- EXERCISE PROMPT -
Write the data below out exactly as it stands. Do not include the pictures.

- DATA FOR THE TASK -
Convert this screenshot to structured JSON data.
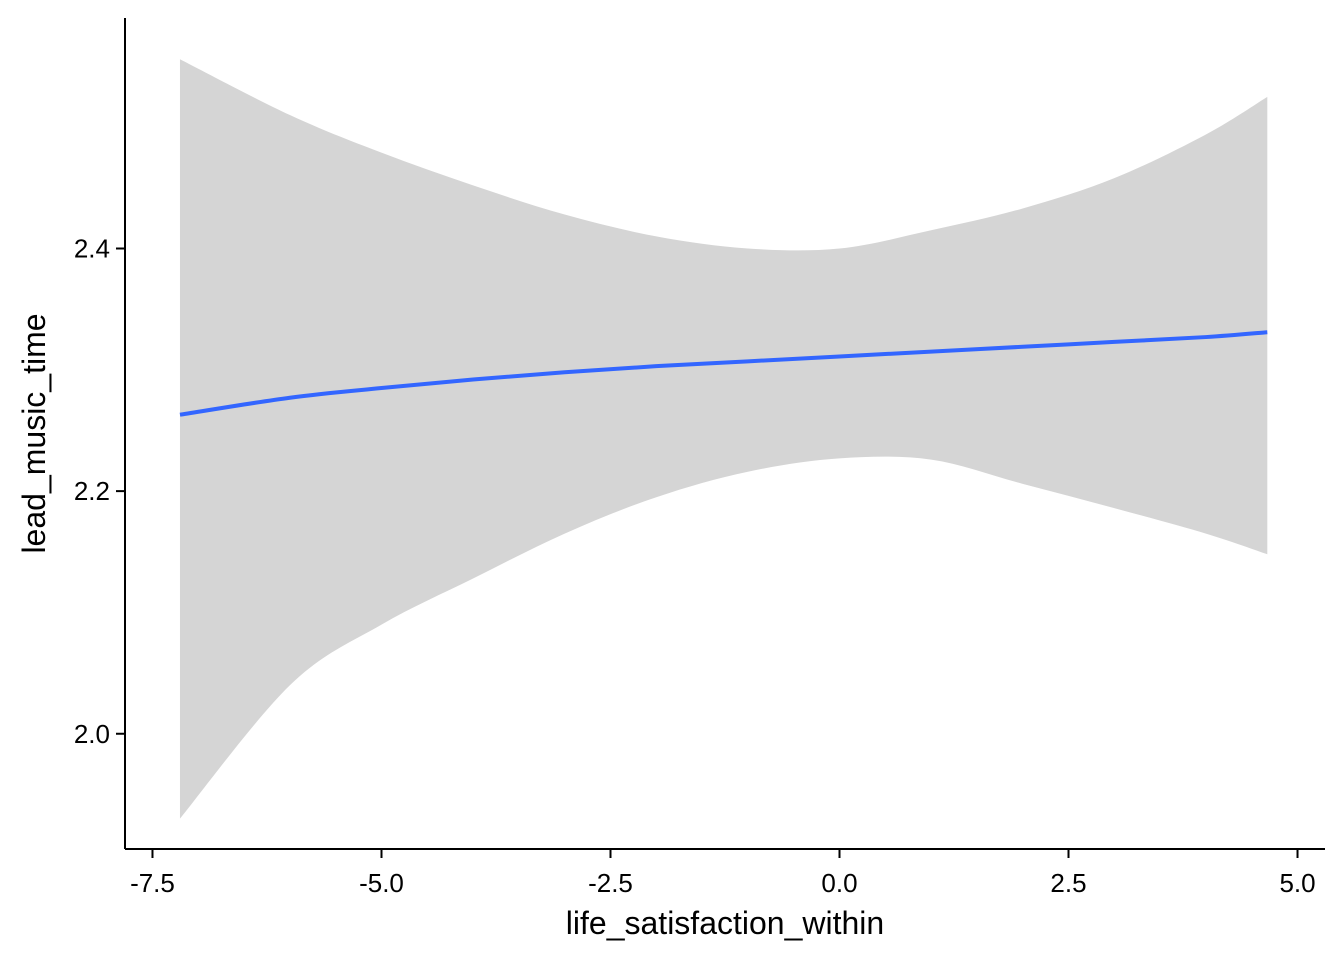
{
  "chart_data": {
    "type": "line",
    "title": "",
    "xlabel": "life_satisfaction_within",
    "ylabel": "lead_music_time",
    "xlim": [
      -7.8,
      5.3
    ],
    "ylim": [
      1.905,
      2.59
    ],
    "x_ticks": [
      -7.5,
      -5.0,
      -2.5,
      0.0,
      2.5,
      5.0
    ],
    "x_tick_labels": [
      "-7.5",
      "-5.0",
      "-2.5",
      "0.0",
      "2.5",
      "5.0"
    ],
    "y_ticks": [
      2.0,
      2.2,
      2.4
    ],
    "y_tick_labels": [
      "2.0",
      "2.2",
      "2.4"
    ],
    "grid": false,
    "legend": "none",
    "colors": {
      "line": "#3366FF",
      "ribbon": "#D5D5D5",
      "axis": "#000000"
    },
    "series": [
      {
        "x": [
          -7.2,
          -6.0,
          -5.0,
          -4.0,
          -3.0,
          -2.0,
          -1.0,
          0.0,
          1.0,
          2.0,
          3.0,
          4.0,
          4.67
        ],
        "y": [
          2.263,
          2.277,
          2.285,
          2.292,
          2.298,
          2.303,
          2.307,
          2.311,
          2.315,
          2.319,
          2.323,
          2.327,
          2.331
        ],
        "ymin": [
          1.93,
          2.04,
          2.09,
          2.128,
          2.165,
          2.195,
          2.216,
          2.227,
          2.226,
          2.206,
          2.186,
          2.165,
          2.148
        ],
        "ymax": [
          2.556,
          2.51,
          2.479,
          2.452,
          2.428,
          2.41,
          2.4,
          2.4,
          2.415,
          2.433,
          2.458,
          2.494,
          2.525
        ]
      }
    ]
  }
}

- RIGHT ANSWER -
Convert this screenshot to structured JSON data.
{
  "chart_data": {
    "type": "line",
    "title": "",
    "xlabel": "life_satisfaction_within",
    "ylabel": "lead_music_time",
    "xlim": [
      -7.8,
      5.3
    ],
    "ylim": [
      1.905,
      2.59
    ],
    "x_ticks": [
      -7.5,
      -5.0,
      -2.5,
      0.0,
      2.5,
      5.0
    ],
    "x_tick_labels": [
      "-7.5",
      "-5.0",
      "-2.5",
      "0.0",
      "2.5",
      "5.0"
    ],
    "y_ticks": [
      2.0,
      2.2,
      2.4
    ],
    "y_tick_labels": [
      "2.0",
      "2.2",
      "2.4"
    ],
    "grid": false,
    "legend": "none",
    "colors": {
      "line": "#3366FF",
      "ribbon": "#D5D5D5",
      "axis": "#000000"
    },
    "series": [
      {
        "x": [
          -7.2,
          -6.0,
          -5.0,
          -4.0,
          -3.0,
          -2.0,
          -1.0,
          0.0,
          1.0,
          2.0,
          3.0,
          4.0,
          4.67
        ],
        "y": [
          2.263,
          2.277,
          2.285,
          2.292,
          2.298,
          2.303,
          2.307,
          2.311,
          2.315,
          2.319,
          2.323,
          2.327,
          2.331
        ],
        "ymin": [
          1.93,
          2.04,
          2.09,
          2.128,
          2.165,
          2.195,
          2.216,
          2.227,
          2.226,
          2.206,
          2.186,
          2.165,
          2.148
        ],
        "ymax": [
          2.556,
          2.51,
          2.479,
          2.452,
          2.428,
          2.41,
          2.4,
          2.4,
          2.415,
          2.433,
          2.458,
          2.494,
          2.525
        ]
      }
    ]
  }
}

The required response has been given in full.